• _TO DO_: Isolate every line in the records below with "into" in it.

• _GIVEN ENTRIES_:
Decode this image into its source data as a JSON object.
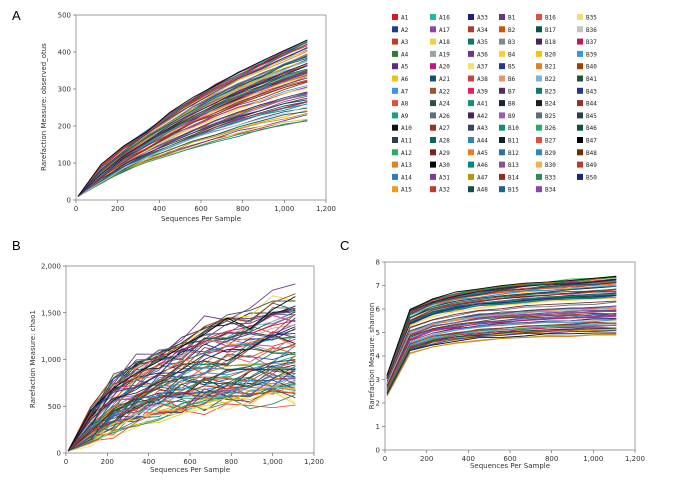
{
  "legend": {
    "columns": [
      [
        "A1",
        "A2",
        "A3",
        "A4",
        "A5",
        "A6",
        "A7",
        "A8",
        "A9",
        "A10",
        "A11",
        "A12",
        "A13",
        "A14",
        "A15"
      ],
      [
        "A16",
        "A17",
        "A18",
        "A19",
        "A20",
        "A21",
        "A22",
        "A24",
        "A26",
        "A27",
        "A28",
        "A29",
        "A30",
        "A31",
        "A32"
      ],
      [
        "A33",
        "A34",
        "A35",
        "A36",
        "A37",
        "A38",
        "A39",
        "A41",
        "A42",
        "A43",
        "A44",
        "A45",
        "A46",
        "A47",
        "A48"
      ],
      [
        "B1",
        "B2",
        "B3",
        "B4",
        "B5",
        "B6",
        "B7",
        "B8",
        "B9",
        "B10",
        "B11",
        "B12",
        "B13",
        "B14",
        "B15"
      ],
      [
        "B16",
        "B17",
        "B18",
        "B20",
        "B21",
        "B22",
        "B23",
        "B24",
        "B25",
        "B26",
        "B27",
        "B29",
        "B30",
        "B33",
        "B34"
      ],
      [
        "B35",
        "B36",
        "B37",
        "B39",
        "B40",
        "B41",
        "B43",
        "B44",
        "B45",
        "B46",
        "B47",
        "B48",
        "B49",
        "B50"
      ]
    ],
    "colors": [
      [
        "#d7191c",
        "#1f3a93",
        "#c0392b",
        "#2e7d32",
        "#5b2c83",
        "#f1c40f",
        "#3498db",
        "#e74c3c",
        "#16a085",
        "#111111",
        "#2c3e50",
        "#27ae60",
        "#e67e22",
        "#2980b9",
        "#f39c12"
      ],
      [
        "#1abc9c",
        "#8e44ad",
        "#f4d03f",
        "#95a5a6",
        "#c71585",
        "#1b4f72",
        "#a0522d",
        "#2f4f4f",
        "#5d6d7e",
        "#943126",
        "#0e6655",
        "#7b241c",
        "#000000",
        "#7d3c98",
        "#c0392b"
      ],
      [
        "#1a237e",
        "#b03a2e",
        "#117864",
        "#6c3483",
        "#f7dc6f",
        "#cb4335",
        "#e91e63",
        "#148f77",
        "#4a235a",
        "#34495e",
        "#2e86c1",
        "#e67e22",
        "#00897b",
        "#b7950b",
        "#0b5345"
      ],
      [
        "#6c3483",
        "#d35400",
        "#7f8c8d",
        "#f4d03f",
        "#283593",
        "#e59866",
        "#512e5f",
        "#1b2631",
        "#9b59b6",
        "#148f77",
        "#17202a",
        "#2874a6",
        "#884ea0",
        "#922b21",
        "#1f618d"
      ],
      [
        "#e74c3c",
        "#0b5345",
        "#4a235a",
        "#f1c40f",
        "#e67e22",
        "#7fb3d5",
        "#117a65",
        "#1c1c1c",
        "#5d6d7e",
        "#27ae60",
        "#e74c3c",
        "#2e86c1",
        "#f5b041",
        "#2e8b57",
        "#8e44ad"
      ],
      [
        "#f7dc6f",
        "#bdc3c7",
        "#c2185b",
        "#3498db",
        "#a04000",
        "#1e5631",
        "#283593",
        "#943126",
        "#2c3e50",
        "#0b5345",
        "#000000",
        "#6e2c00",
        "#c0392b",
        "#1a237e"
      ]
    ]
  },
  "chart_data": [
    {
      "panel": "A",
      "type": "line",
      "xlabel": "Sequences Per Sample",
      "ylabel": "Rarefaction Measure: observed_otus",
      "xlim": [
        0,
        1200
      ],
      "ylim": [
        0,
        500
      ],
      "xticks": [
        0,
        200,
        400,
        600,
        800,
        1000,
        1200
      ],
      "xticklabels": [
        "0",
        "200",
        "400",
        "600",
        "800",
        "1,000",
        "1,200"
      ],
      "yticks": [
        0,
        100,
        200,
        300,
        400,
        500
      ],
      "yticklabels": [
        "0",
        "100",
        "200",
        "300",
        "400",
        "500"
      ],
      "x": [
        10,
        120,
        230,
        340,
        450,
        560,
        670,
        780,
        890,
        1000,
        1110
      ],
      "series_count": 89,
      "final_value_range": [
        208,
        440
      ],
      "series_summary": {
        "max": [
          10,
          95,
          148,
          190,
          238,
          278,
          318,
          350,
          380,
          410,
          440
        ],
        "median": [
          10,
          62,
          108,
          145,
          180,
          212,
          240,
          266,
          290,
          312,
          330
        ],
        "min": [
          10,
          45,
          75,
          100,
          120,
          138,
          155,
          170,
          185,
          196,
          208
        ]
      }
    },
    {
      "panel": "B",
      "type": "line",
      "xlabel": "Sequences Per Sample",
      "ylabel": "Rarefaction Measure: chao1",
      "xlim": [
        0,
        1200
      ],
      "ylim": [
        0,
        2000
      ],
      "xticks": [
        0,
        200,
        400,
        600,
        800,
        1000,
        1200
      ],
      "xticklabels": [
        "0",
        "200",
        "400",
        "600",
        "800",
        "1,000",
        "1,200"
      ],
      "yticks": [
        0,
        500,
        1000,
        1500,
        2000
      ],
      "yticklabels": [
        "0",
        "500",
        "1,000",
        "1,500",
        "2,000"
      ],
      "x": [
        10,
        120,
        230,
        340,
        450,
        560,
        670,
        780,
        890,
        1000,
        1110
      ],
      "series_count": 89,
      "final_value_range": [
        560,
        1780
      ],
      "series_summary": {
        "max": [
          20,
          480,
          820,
          1000,
          1150,
          1280,
          1390,
          1500,
          1580,
          1680,
          1780
        ],
        "median": [
          20,
          250,
          440,
          560,
          660,
          740,
          800,
          850,
          890,
          920,
          950
        ],
        "min": [
          20,
          150,
          240,
          320,
          380,
          420,
          460,
          500,
          520,
          550,
          560
        ]
      }
    },
    {
      "panel": "C",
      "type": "line",
      "xlabel": "Sequences Per Sample",
      "ylabel": "Rarefaction Measure: shannon",
      "xlim": [
        0,
        1200
      ],
      "ylim": [
        0,
        8
      ],
      "xticks": [
        0,
        200,
        400,
        600,
        800,
        1000,
        1200
      ],
      "xticklabels": [
        "0",
        "200",
        "400",
        "600",
        "800",
        "1,000",
        "1,200"
      ],
      "yticks": [
        0,
        1,
        2,
        3,
        4,
        5,
        6,
        7,
        8
      ],
      "yticklabels": [
        "0",
        "1",
        "2",
        "3",
        "4",
        "5",
        "6",
        "7",
        "8"
      ],
      "x": [
        10,
        120,
        230,
        340,
        450,
        560,
        670,
        780,
        890,
        1000,
        1110
      ],
      "series_count": 89,
      "final_value_range": [
        4.9,
        7.4
      ],
      "series_summary": {
        "max": [
          3.2,
          6.0,
          6.45,
          6.7,
          6.85,
          6.98,
          7.08,
          7.17,
          7.24,
          7.32,
          7.4
        ],
        "median": [
          3.0,
          5.3,
          5.7,
          5.9,
          6.05,
          6.15,
          6.25,
          6.3,
          6.35,
          6.4,
          6.45
        ],
        "min": [
          2.3,
          4.1,
          4.4,
          4.55,
          4.65,
          4.72,
          4.78,
          4.82,
          4.86,
          4.88,
          4.9
        ]
      }
    }
  ],
  "panel_labels": [
    "A",
    "B",
    "C"
  ]
}
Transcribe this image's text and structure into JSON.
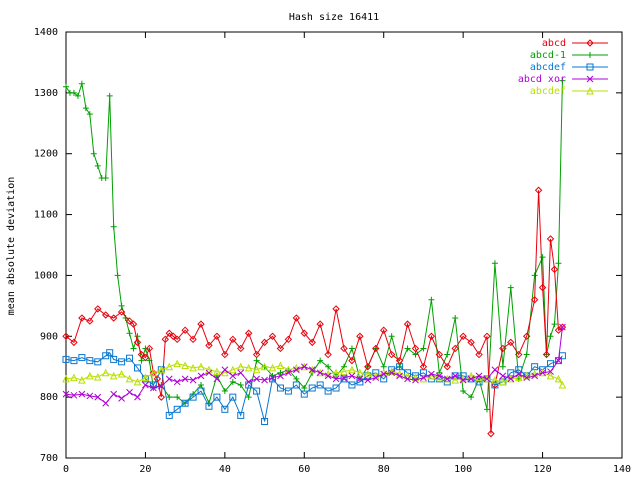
{
  "chart_data": {
    "type": "line",
    "title": "Hash size 16411",
    "xlabel": "",
    "ylabel": "mean absolute deviation",
    "xlim": [
      0,
      140
    ],
    "ylim": [
      700,
      1400
    ],
    "xticks": [
      0,
      20,
      40,
      60,
      80,
      100,
      120,
      140
    ],
    "yticks": [
      700,
      800,
      900,
      1000,
      1100,
      1200,
      1300,
      1400
    ],
    "grid": false,
    "legend_position": "top-right",
    "series": [
      {
        "name": "abcd",
        "color": "#e8000b",
        "marker": "diamond",
        "x": [
          0,
          2,
          4,
          6,
          8,
          10,
          12,
          14,
          16,
          17,
          18,
          19,
          20,
          21,
          22,
          23,
          24,
          25,
          26,
          27,
          28,
          30,
          32,
          34,
          36,
          38,
          40,
          42,
          44,
          46,
          48,
          50,
          52,
          54,
          56,
          58,
          60,
          62,
          64,
          66,
          68,
          70,
          72,
          74,
          76,
          78,
          80,
          82,
          84,
          86,
          88,
          90,
          92,
          94,
          96,
          98,
          100,
          102,
          104,
          106,
          107,
          108,
          110,
          112,
          114,
          116,
          118,
          119,
          120,
          121,
          122,
          123,
          124,
          125
        ],
        "y": [
          900,
          890,
          930,
          925,
          945,
          935,
          930,
          940,
          925,
          920,
          890,
          870,
          865,
          880,
          840,
          830,
          800,
          895,
          905,
          900,
          895,
          910,
          895,
          920,
          885,
          900,
          870,
          895,
          880,
          905,
          870,
          890,
          900,
          880,
          895,
          930,
          905,
          890,
          920,
          870,
          945,
          880,
          860,
          900,
          850,
          880,
          910,
          870,
          860,
          920,
          880,
          850,
          900,
          870,
          850,
          880,
          900,
          890,
          870,
          900,
          740,
          820,
          880,
          890,
          870,
          900,
          960,
          1140,
          980,
          870,
          1060,
          1010,
          910,
          915
        ]
      },
      {
        "name": "abcd-1",
        "color": "#00a000",
        "marker": "plus",
        "x": [
          0,
          1,
          2,
          3,
          4,
          5,
          6,
          7,
          8,
          9,
          10,
          11,
          12,
          13,
          14,
          15,
          16,
          17,
          18,
          19,
          20,
          21,
          22,
          24,
          26,
          28,
          30,
          32,
          34,
          36,
          38,
          40,
          42,
          44,
          46,
          48,
          50,
          52,
          54,
          56,
          58,
          60,
          62,
          64,
          66,
          68,
          70,
          72,
          74,
          76,
          78,
          80,
          82,
          84,
          86,
          88,
          90,
          92,
          94,
          96,
          98,
          100,
          102,
          104,
          106,
          108,
          110,
          112,
          114,
          116,
          118,
          120,
          121,
          122,
          123,
          124,
          125
        ],
        "y": [
          1310,
          1300,
          1300,
          1295,
          1315,
          1275,
          1265,
          1200,
          1180,
          1160,
          1160,
          1295,
          1080,
          1000,
          950,
          930,
          905,
          880,
          900,
          860,
          880,
          860,
          815,
          820,
          800,
          800,
          790,
          805,
          820,
          790,
          835,
          810,
          825,
          820,
          800,
          860,
          850,
          835,
          840,
          845,
          830,
          815,
          840,
          860,
          850,
          835,
          850,
          880,
          830,
          850,
          880,
          850,
          900,
          850,
          880,
          870,
          880,
          960,
          840,
          870,
          930,
          810,
          800,
          830,
          780,
          1020,
          850,
          980,
          830,
          870,
          1000,
          1030,
          870,
          900,
          920,
          1020,
          1320
        ]
      },
      {
        "name": "abcdef",
        "color": "#0a77d0",
        "marker": "square",
        "x": [
          0,
          2,
          4,
          6,
          8,
          10,
          11,
          12,
          14,
          16,
          18,
          20,
          22,
          24,
          26,
          28,
          30,
          32,
          34,
          36,
          38,
          40,
          42,
          44,
          46,
          48,
          50,
          52,
          54,
          56,
          58,
          60,
          62,
          64,
          66,
          68,
          70,
          72,
          74,
          76,
          78,
          80,
          82,
          84,
          86,
          88,
          90,
          92,
          94,
          96,
          98,
          100,
          102,
          104,
          106,
          108,
          110,
          112,
          114,
          116,
          118,
          120,
          122,
          124,
          125
        ],
        "y": [
          862,
          860,
          865,
          860,
          858,
          868,
          873,
          862,
          858,
          864,
          848,
          830,
          820,
          845,
          770,
          780,
          790,
          800,
          810,
          785,
          800,
          780,
          800,
          770,
          820,
          810,
          760,
          830,
          815,
          810,
          820,
          805,
          815,
          820,
          810,
          815,
          830,
          820,
          825,
          835,
          840,
          830,
          845,
          850,
          840,
          835,
          840,
          830,
          830,
          825,
          835,
          835,
          830,
          825,
          830,
          820,
          825,
          840,
          845,
          835,
          850,
          845,
          855,
          860,
          868
        ]
      },
      {
        "name": "abcd xor",
        "color": "#b000d8",
        "marker": "cross",
        "x": [
          0,
          2,
          4,
          6,
          8,
          10,
          12,
          14,
          16,
          18,
          20,
          22,
          24,
          26,
          28,
          30,
          32,
          34,
          36,
          38,
          40,
          42,
          44,
          46,
          48,
          50,
          52,
          54,
          56,
          58,
          60,
          62,
          64,
          66,
          68,
          70,
          72,
          74,
          76,
          78,
          80,
          82,
          84,
          86,
          88,
          90,
          92,
          94,
          96,
          98,
          100,
          102,
          104,
          106,
          108,
          110,
          112,
          114,
          116,
          118,
          120,
          122,
          124,
          125
        ],
        "y": [
          805,
          803,
          805,
          802,
          800,
          790,
          805,
          798,
          808,
          800,
          820,
          815,
          818,
          830,
          825,
          830,
          828,
          835,
          840,
          830,
          845,
          835,
          840,
          825,
          830,
          828,
          832,
          835,
          840,
          845,
          850,
          845,
          840,
          835,
          830,
          832,
          835,
          830,
          828,
          832,
          838,
          840,
          835,
          830,
          828,
          832,
          838,
          835,
          830,
          835,
          828,
          830,
          835,
          830,
          845,
          835,
          830,
          838,
          832,
          835,
          840,
          842,
          860,
          915
        ]
      },
      {
        "name": "abcdef",
        "color": "#b8e000",
        "marker": "triangle",
        "x": [
          0,
          2,
          4,
          6,
          8,
          10,
          12,
          14,
          16,
          18,
          20,
          22,
          24,
          26,
          28,
          30,
          32,
          34,
          36,
          38,
          40,
          42,
          44,
          46,
          48,
          50,
          52,
          54,
          56,
          58,
          60,
          62,
          64,
          66,
          68,
          70,
          72,
          74,
          76,
          78,
          80,
          82,
          84,
          86,
          88,
          90,
          92,
          94,
          96,
          98,
          100,
          102,
          104,
          106,
          108,
          110,
          112,
          114,
          116,
          118,
          120,
          122,
          124,
          125
        ],
        "y": [
          830,
          832,
          828,
          835,
          833,
          840,
          835,
          838,
          830,
          825,
          832,
          840,
          845,
          850,
          855,
          852,
          848,
          850,
          845,
          842,
          840,
          845,
          850,
          848,
          845,
          850,
          848,
          852,
          845,
          848,
          850,
          845,
          840,
          838,
          840,
          842,
          845,
          840,
          838,
          835,
          840,
          842,
          838,
          835,
          832,
          830,
          835,
          833,
          830,
          828,
          830,
          835,
          832,
          830,
          828,
          825,
          830,
          832,
          835,
          838,
          840,
          835,
          830,
          820
        ]
      }
    ]
  }
}
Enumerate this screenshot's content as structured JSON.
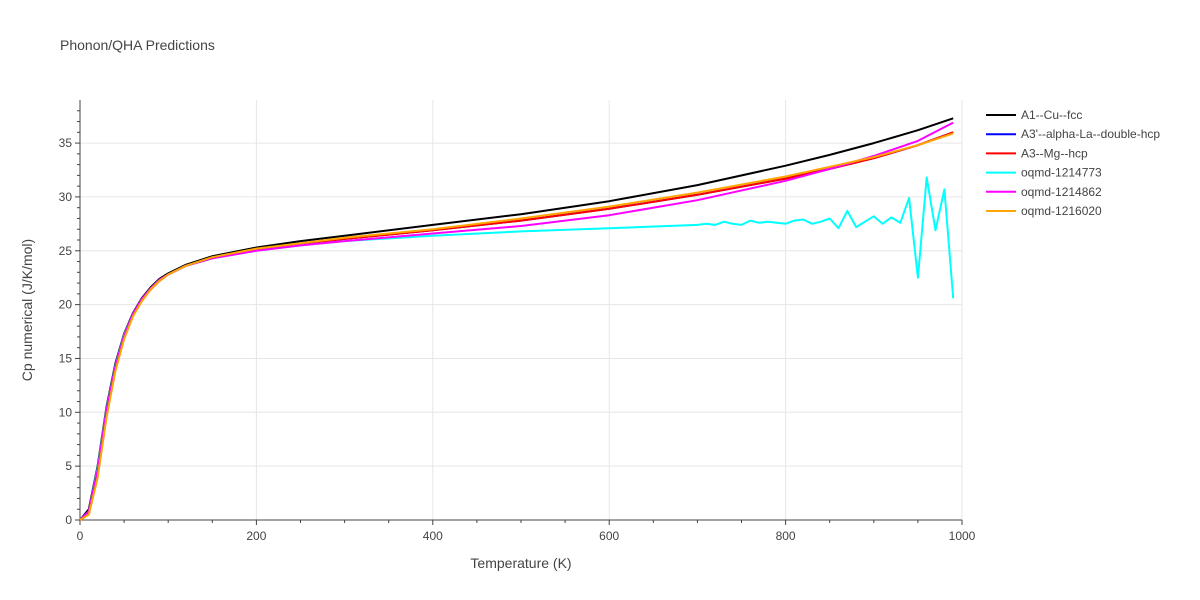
{
  "chart_data": {
    "type": "line",
    "title": "Phonon/QHA Predictions",
    "xlabel": "Temperature (K)",
    "ylabel": "Cp numerical (J/K/mol)",
    "xlim": [
      0,
      1000
    ],
    "ylim": [
      0,
      39
    ],
    "x_ticks": [
      0,
      200,
      400,
      600,
      800,
      1000
    ],
    "y_ticks": [
      0,
      5,
      10,
      15,
      20,
      25,
      30,
      35
    ],
    "grid": true,
    "legend_position": "top-right",
    "series": [
      {
        "name": "A1--Cu--fcc",
        "color": "#000000",
        "x": [
          0,
          10,
          20,
          30,
          40,
          50,
          60,
          70,
          80,
          90,
          100,
          120,
          150,
          200,
          250,
          300,
          400,
          500,
          600,
          700,
          800,
          850,
          900,
          950,
          990
        ],
        "y": [
          0,
          1.0,
          5.0,
          10.5,
          14.5,
          17.3,
          19.2,
          20.6,
          21.6,
          22.4,
          22.9,
          23.7,
          24.5,
          25.3,
          25.9,
          26.4,
          27.4,
          28.4,
          29.6,
          31.1,
          32.9,
          33.9,
          35.0,
          36.2,
          37.3
        ]
      },
      {
        "name": "A3'--alpha-La--double-hcp",
        "color": "#0000ff",
        "x": [
          0,
          10,
          20,
          30,
          40,
          50,
          60,
          70,
          80,
          90,
          100,
          120,
          150,
          200,
          250,
          300,
          400,
          500,
          600,
          700,
          800,
          850,
          900,
          950,
          990
        ],
        "y": [
          0,
          0.6,
          4.2,
          9.8,
          14.0,
          17.0,
          19.0,
          20.4,
          21.4,
          22.2,
          22.8,
          23.6,
          24.3,
          25.1,
          25.6,
          26.1,
          26.9,
          27.8,
          28.9,
          30.2,
          31.7,
          32.6,
          33.6,
          34.8,
          36.0
        ]
      },
      {
        "name": "A3--Mg--hcp",
        "color": "#ff0000",
        "x": [
          0,
          10,
          20,
          30,
          40,
          50,
          60,
          70,
          80,
          90,
          100,
          120,
          150,
          200,
          250,
          300,
          400,
          500,
          600,
          700,
          800,
          850,
          900,
          950,
          990
        ],
        "y": [
          0,
          0.6,
          4.2,
          9.8,
          14.0,
          17.0,
          19.0,
          20.4,
          21.4,
          22.2,
          22.8,
          23.6,
          24.3,
          25.1,
          25.6,
          26.1,
          26.9,
          27.8,
          28.9,
          30.2,
          31.7,
          32.6,
          33.6,
          34.8,
          36.0
        ]
      },
      {
        "name": "oqmd-1214773",
        "color": "#00ffff",
        "x": [
          0,
          10,
          20,
          30,
          40,
          50,
          60,
          70,
          80,
          90,
          100,
          120,
          150,
          200,
          250,
          300,
          400,
          500,
          600,
          700,
          710,
          720,
          730,
          740,
          750,
          760,
          770,
          780,
          790,
          800,
          810,
          820,
          830,
          840,
          850,
          860,
          870,
          880,
          890,
          900,
          910,
          920,
          930,
          940,
          950,
          960,
          970,
          980,
          990
        ],
        "y": [
          0,
          0.8,
          4.8,
          10.3,
          14.3,
          17.2,
          19.1,
          20.5,
          21.5,
          22.3,
          22.8,
          23.6,
          24.3,
          25.0,
          25.5,
          25.9,
          26.4,
          26.8,
          27.1,
          27.4,
          27.5,
          27.4,
          27.7,
          27.5,
          27.4,
          27.8,
          27.6,
          27.7,
          27.6,
          27.5,
          27.8,
          27.9,
          27.5,
          27.7,
          28.0,
          27.1,
          28.7,
          27.2,
          27.7,
          28.2,
          27.5,
          28.1,
          27.6,
          29.9,
          22.5,
          31.8,
          26.9,
          30.7,
          20.6
        ]
      },
      {
        "name": "oqmd-1214862",
        "color": "#ff00ff",
        "x": [
          0,
          10,
          20,
          30,
          40,
          50,
          60,
          70,
          80,
          90,
          100,
          120,
          150,
          200,
          250,
          300,
          400,
          500,
          600,
          700,
          800,
          850,
          900,
          950,
          990
        ],
        "y": [
          0,
          0.8,
          4.6,
          10.2,
          14.2,
          17.1,
          19.1,
          20.5,
          21.5,
          22.3,
          22.8,
          23.6,
          24.3,
          25.0,
          25.5,
          25.9,
          26.6,
          27.3,
          28.3,
          29.7,
          31.5,
          32.6,
          33.8,
          35.2,
          36.9
        ]
      },
      {
        "name": "oqmd-1216020",
        "color": "#ffa500",
        "x": [
          0,
          10,
          20,
          30,
          40,
          50,
          60,
          70,
          80,
          90,
          100,
          120,
          150,
          200,
          250,
          300,
          400,
          500,
          600,
          700,
          800,
          850,
          900,
          950,
          990
        ],
        "y": [
          0,
          0.5,
          3.9,
          9.5,
          13.8,
          16.8,
          18.9,
          20.3,
          21.4,
          22.2,
          22.8,
          23.6,
          24.4,
          25.2,
          25.7,
          26.2,
          27.0,
          28.0,
          29.1,
          30.4,
          31.9,
          32.8,
          33.7,
          34.8,
          35.9
        ]
      }
    ]
  }
}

• _ANSWER FOR THIS EXERCISE_:
Decode this image into its source data as a JSON object.
Transcribe this image's text and structure into JSON.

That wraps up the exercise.